(Data to use)
----

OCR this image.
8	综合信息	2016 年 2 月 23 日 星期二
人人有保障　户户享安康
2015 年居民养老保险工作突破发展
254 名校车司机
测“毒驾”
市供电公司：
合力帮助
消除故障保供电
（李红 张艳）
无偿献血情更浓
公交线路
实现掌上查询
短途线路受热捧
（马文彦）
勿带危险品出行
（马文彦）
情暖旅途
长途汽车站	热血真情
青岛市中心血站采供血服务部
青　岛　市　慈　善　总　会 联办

----

(The exercise) Every entry should be printed again exactly as it stands.

(Task answer)
OCR this image.
8	综合信息	2016 年 2 月 23 日 星期二
人人有保障　户户享安康
2015 年居民养老保险工作突破发展
254 名校车司机
测“毒驾”
市供电公司：
合力帮助
消除故障保供电
（李红 张艳）
无偿献血情更浓
公交线路
实现掌上查询
短途线路受热捧
（马文彦）
勿带危险品出行
（马文彦）
情暖旅途
长途汽车站	热血真情
青岛市中心血站采供血服务部
青　岛　市　慈　善　总　会 联办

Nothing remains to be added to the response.